*Exercise brief*: For each line below that contains the string "地址网点", copy that line.

*Material for this task*:
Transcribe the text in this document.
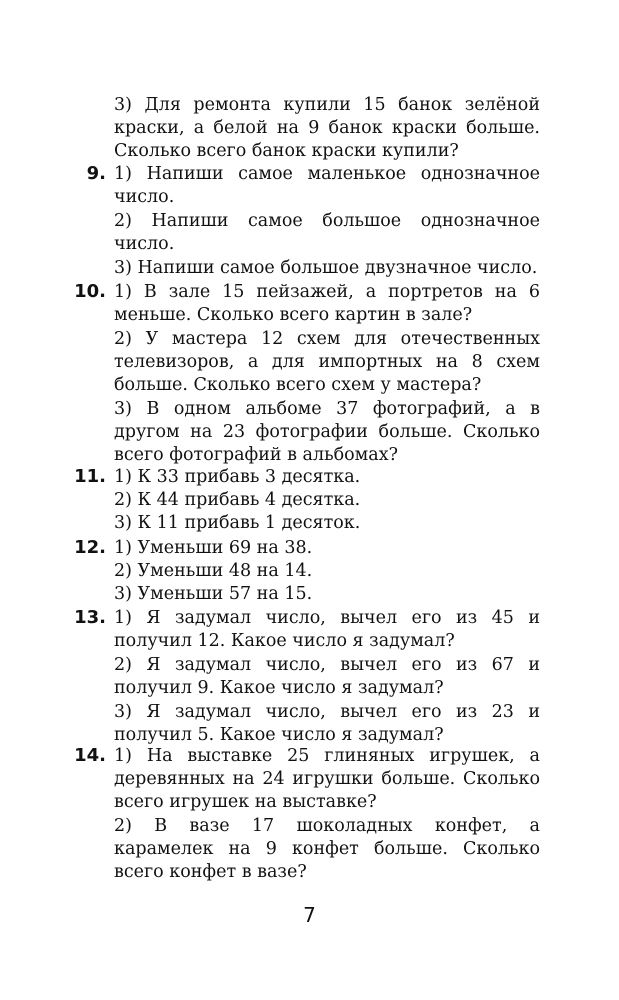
3) Для ремонта купили 15 банок зелёной краски, а белой на 9 банок краски больше. Сколько всего банок краски купили?
9. 1) Напиши самое маленькое однозначное число.
2) Напиши самое большое однозначное число.
3) Напиши самое большое двузначное число.
10. 1) В зале 15 пейзажей, а портретов на 6 меньше. Сколько всего картин в зале?
2) У мастера 12 схем для отечественных телевизоров, а для импортных на 8 схем больше. Сколько всего схем у мастера?
3) В одном альбоме 37 фотографий, а в другом на 23 фотографии больше. Сколько всего фотографий в альбомах?
11. 1) К 33 прибавь 3 десятка.
2) К 44 прибавь 4 десятка.
3) К 11 прибавь 1 десяток.
12. 1) Уменьши 69 на 38.
2) Уменьши 48 на 14.
3) Уменьши 57 на 15.
13. 1) Я задумал число, вычел его из 45 и получил 12. Какое число я задумал?
2) Я задумал число, вычел его из 67 и получил 9. Какое число я задумал?
3) Я задумал число, вычел его из 23 и получил 5. Какое число я задумал?
14. 1) На выставке 25 глиняных игрушек, а деревянных на 24 игрушки больше. Сколько всего игрушек на выставке?
2) В вазе 17 шоколадных конфет, а карамелек на 9 конфет больше. Сколько всего конфет в вазе?
7
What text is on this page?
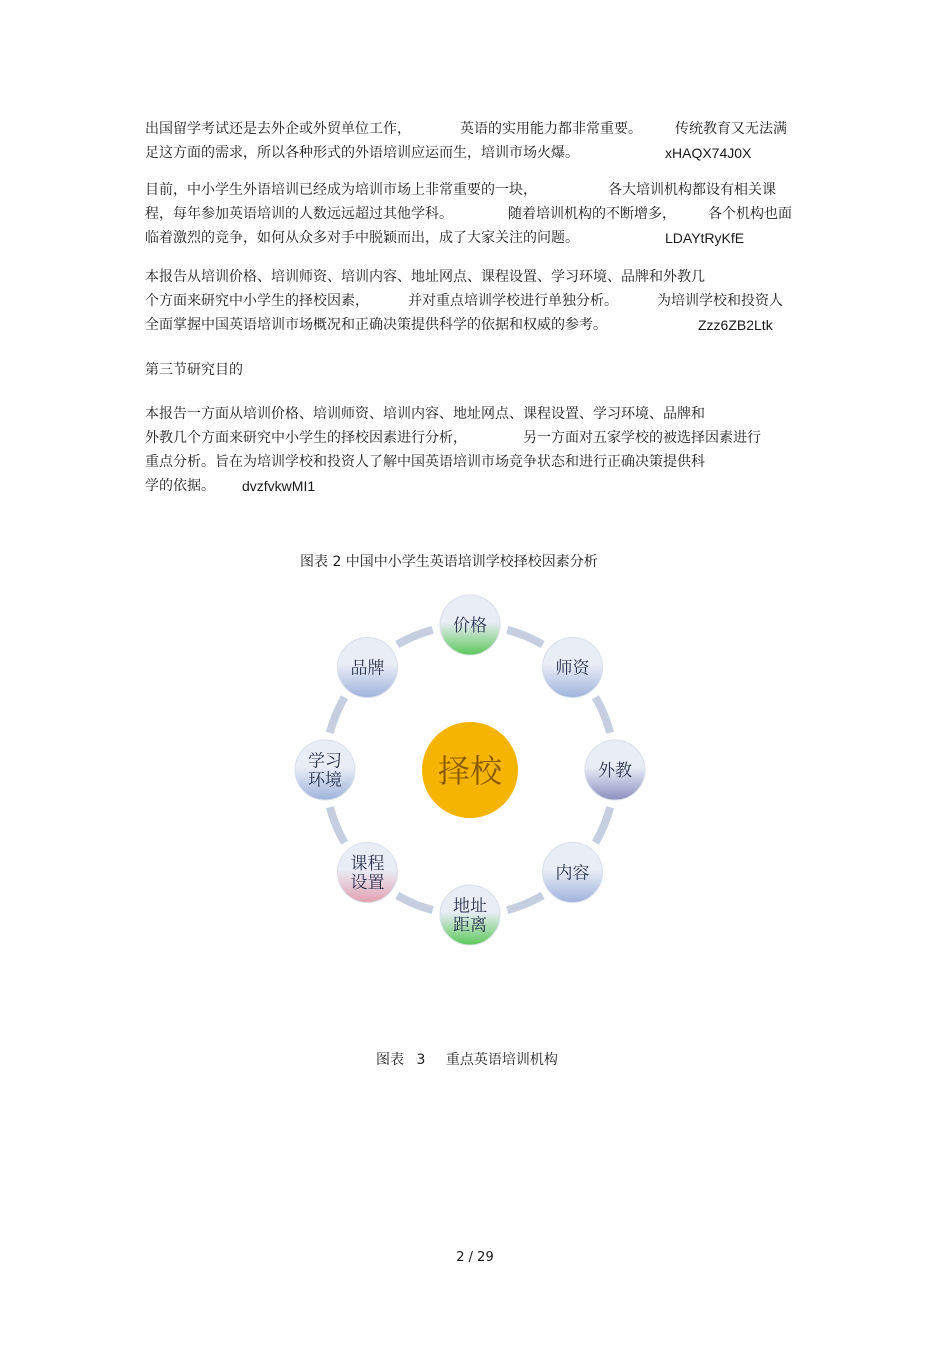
出国留学考试还是去外企或外贸单位工作，	英语的实用能力都非常重要。 传统教育又无法满
足这方面的需求，所以各种形式的外语培训应运而生，培训市场火爆。	xHAQX74J0X
目前，中小学生外语培训已经成为培训市场上非常重要的一块，	各大培训机构都设有相关课
程，每年参加英语培训的人数远远超过其他学科。	随着培训机构的不断增多， 各个机构也面
临着激烈的竞争，如何从众多对手中脱颖而出，成了大家关注的问题。	LDAYtRyKfE
本报告从培训价格、培训师资、培训内容、地址网点、课程设置、学习环境、品牌和外教几
个方面来研究中小学生的择校因素，	并对重点培训学校进行单独分析。	为培训学校和投资人
全面掌握中国英语培训市场概况和正确决策提供科学的依据和权威的参考。	Zzz6ZB2Ltk
第三节研究目的
本报告一方面从培训价格、培训师资、培训内容、地址网点、课程设置、学习环境、品牌和
外教几个方面来研究中小学生的择校因素进行分析，	另一方面对五家学校的被选择因素进行
重点分析。旨在为培训学校和投资人了解中国英语培训市场竞争状态和进行正确决策提供科
学的依据。 dvzfvkwMI1
图表 2 中国中小学生英语培训学校择校因素分析
择校
价格
师资
外教
内容
地址
距离
课程
设置
学习
环境
品牌
图表 3 重点英语培训机构
2 / 29
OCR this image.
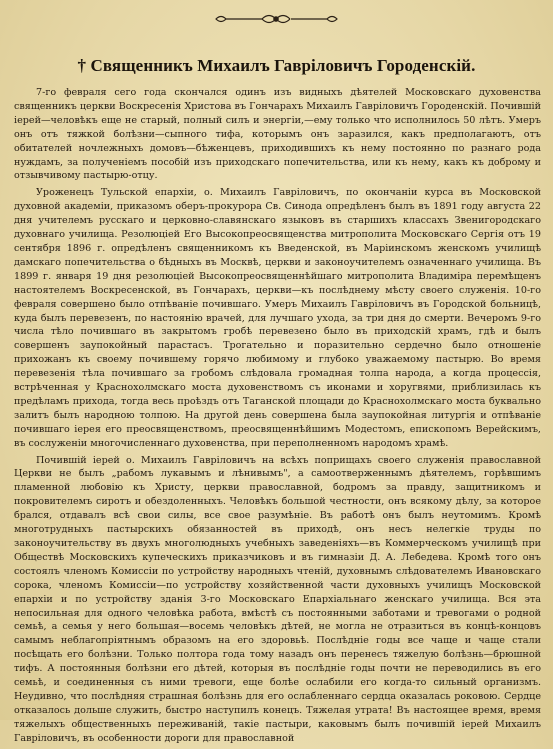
† Священникъ Михаилъ Гавріловичъ Городенскій.

7-го февраля сего года скончался одинъ изъ видныхъ дѣятелей Московскаго духовенства священникъ церкви Воскресенія Христова въ Гончарахъ Михаилъ Гавріловичъ Городенскій. Почившій іерей—человѣкъ еще не старый, полный силъ и энергіи,—ему только что исполнилось 50 лѣтъ. Умеръ онъ отъ тяжкой болѣзни—сыпного тифа, которымъ онъ заразился, какъ предполагаютъ, отъ обитателей ночлежныхъ домовъ—бѣженцевъ, приходившихъ къ нему постоянно по разнаго рода нуждамъ, за полученіемъ пособій изъ приходскаго попечительства, или къ нему, какъ къ доброму и отзывчивому пастырю-отцу.

Уроженецъ Тульской епархіи, о. Михаилъ Гавріловичъ, по окончаніи курса въ Московской духовной академіи, приказомъ оберъ-прокурора Св. Синода опредѣленъ былъ въ 1891 году августа 22 дня учителемъ русскаго и церковно-славянскаго языковъ въ старшихъ классахъ Звенигородскаго духовнаго училища. Резолюціей Его Высокопреосвященства митрополита Московскаго Сергія отъ 19 сентября 1896 г. опредѣленъ священникомъ къ Введенской, въ Маріинскомъ женскомъ училищѣ дамскаго попечительства о бѣдныхъ въ Москвѣ, церкви и законоучителемъ означеннаго училища. Въ 1899 г. января 19 дня резолюціей Высокопреосвященнѣйшаго митрополита Владиміра перемѣщенъ настоятелемъ Воскресенской, въ Гончарахъ, церкви—къ послѣднему мѣсту своего служенія. 10-го февраля совершено было отпѣваніе почившаго. Умеръ Михаилъ Гавріловичъ въ Городской больницѣ, куда былъ перевезенъ, по настоянію врачей, для лучшаго ухода, за три дня до смерти. Вечеромъ 9-го числа тѣло почившаго въ закрытомъ гробѣ перевезено было въ приходскій храмъ, гдѣ и былъ совершенъ заупокойный парастасъ. Трогательно и поразительно сердечно было отношеніе прихожанъ къ своему почившему горячо любимому и глубоко уважаемому пастырю. Во время перевезенія тѣла почившаго за гробомъ слѣдовала громадная толпа народа, а когда процессія, встрѣченная у Краснохолмскаго моста духовенствомъ съ иконами и хоругвями, приблизилась къ предѣламъ прихода, тогда весь проѣздъ отъ Таганской площади до Краснохолмскаго моста буквально залитъ былъ народною толпою. На другой день совершена была заупокойная литургія и отпѣваніе почившаго іерея его преосвященствомъ, преосвященнѣйшимъ Модестомъ, епископомъ Верейскимъ, въ сослуженіи многочисленнаго духовенства, при переполненномъ народомъ храмѣ.

Почившій іерей о. Михаилъ Гавріловичъ на всѣхъ поприщахъ своего служенія православной Церкви не былъ „рабомъ лукавымъ и лѣнивымъ", а самоотверженнымъ дѣятелемъ, горѣвшимъ пламенной любовію къ Христу, церкви православной, бодромъ за правду, защитникомъ и покровителемъ сиротъ и обездоленныхъ. Человѣкъ большой честности, онъ всякому дѣлу, за которое брался, отдавалъ всѣ свои силы, все свое разумѣніе. Въ работѣ онъ былъ неутомимъ. Кромѣ многотрудныхъ пастырскихъ обязанностей въ приходѣ, онъ несъ нелегкіе труды по законоучительству въ двухъ многолюдныхъ учебныхъ заведеніяхъ—въ Коммерческомъ училищѣ при Обществѣ Московскихъ купеческихъ приказчиковъ и въ гимназіи Д. А. Лебедева. Кромѣ того онъ состоялъ членомъ Комиссіи по устройству народныхъ чтеній, духовнымъ слѣдователемъ Ивановскаго сорока, членомъ Комиссіи—по устройству хозяйственной части духовныхъ училищъ Московской епархіи и по устройству зданія 3-го Московскаго Епархіальнаго женскаго училища. Вся эта непосильная для одного человѣка работа, вмѣстѣ съ постоянными заботами и тревогами о родной семьѣ, а семья у него большая—восемь человѣкъ дѣтей, не могла не отразиться въ концѣ-концовъ самымъ неблагопріятнымъ образомъ на его здоровьѣ. Послѣдніе годы все чаще и чаще стали посѣщать его болѣзни. Только полтора года тому назадъ онъ перенесъ тяжелую болѣзнь—брюшной тифъ. А постоянныя болѣзни его дѣтей, которыя въ послѣдніе годы почти не переводились въ его семьѣ, и соединенныя съ ними тревоги, еще болѣе ослабили его когда-то сильный организмъ. Неудивно, что послѣдняя страшная болѣзнь для его ослабленнаго сердца оказалась роковою. Сердце отказалось дольше служить, быстро наступилъ конецъ. Тяжелая утрата! Въ настоящее время, время тяжелыхъ общественныхъ переживаній, такіе пастыри, каковымъ былъ почившій іерей Михаилъ Гавріловичъ, въ особенности дороги для православной
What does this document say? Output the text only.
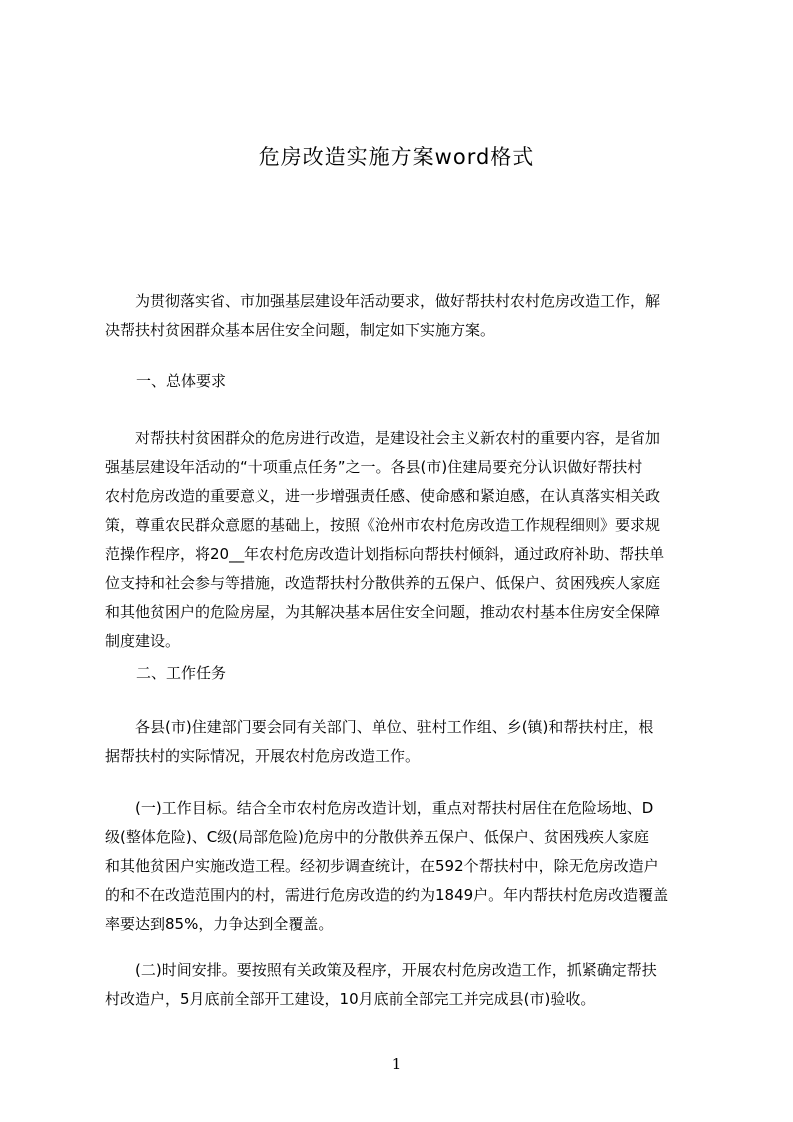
危房改造实施方案word格式
　　为贯彻落实省、市加强基层建设年活动要求，做好帮扶村农村危房改造工作，解
决帮扶村贫困群众基本居住安全问题，制定如下实施方案。
一、总体要求
　　对帮扶村贫困群众的危房进行改造，是建设社会主义新农村的重要内容，是省加
强基层建设年活动的“十项重点任务”之一。各县(市)住建局要充分认识做好帮扶村
农村危房改造的重要意义，进一步增强责任感、使命感和紧迫感，在认真落实相关政
策，尊重农民群众意愿的基础上，按照《沧州市农村危房改造工作规程细则》要求规
范操作程序，将20__年农村危房改造计划指标向帮扶村倾斜，通过政府补助、帮扶单
位支持和社会参与等措施，改造帮扶村分散供养的五保户、低保户、贫困残疾人家庭
和其他贫困户的危险房屋，为其解决基本居住安全问题，推动农村基本住房安全保障
制度建设。
二、工作任务
　　各县(市)住建部门要会同有关部门、单位、驻村工作组、乡(镇)和帮扶村庄，根
据帮扶村的实际情况，开展农村危房改造工作。
　　(一)工作目标。结合全市农村危房改造计划，重点对帮扶村居住在危险场地、D
级(整体危险)、C级(局部危险)危房中的分散供养五保户、低保户、贫困残疾人家庭
和其他贫困户实施改造工程。经初步调查统计，在592个帮扶村中，除无危房改造户
的和不在改造范围内的村，需进行危房改造的约为1849户。年内帮扶村危房改造覆盖
率要达到85%，力争达到全覆盖。
　　(二)时间安排。要按照有关政策及程序，开展农村危房改造工作，抓紧确定帮扶
村改造户，5月底前全部开工建设，10月底前全部完工并完成县(市)验收。
1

*Solution for this task*:
本报告从培训价格、培训师资、培训内容、地址网点、课程设置、学习环境、品牌和外教几
本报告一方面从培训价格、培训师资、培训内容、地址网点、课程设置、学习环境、品牌和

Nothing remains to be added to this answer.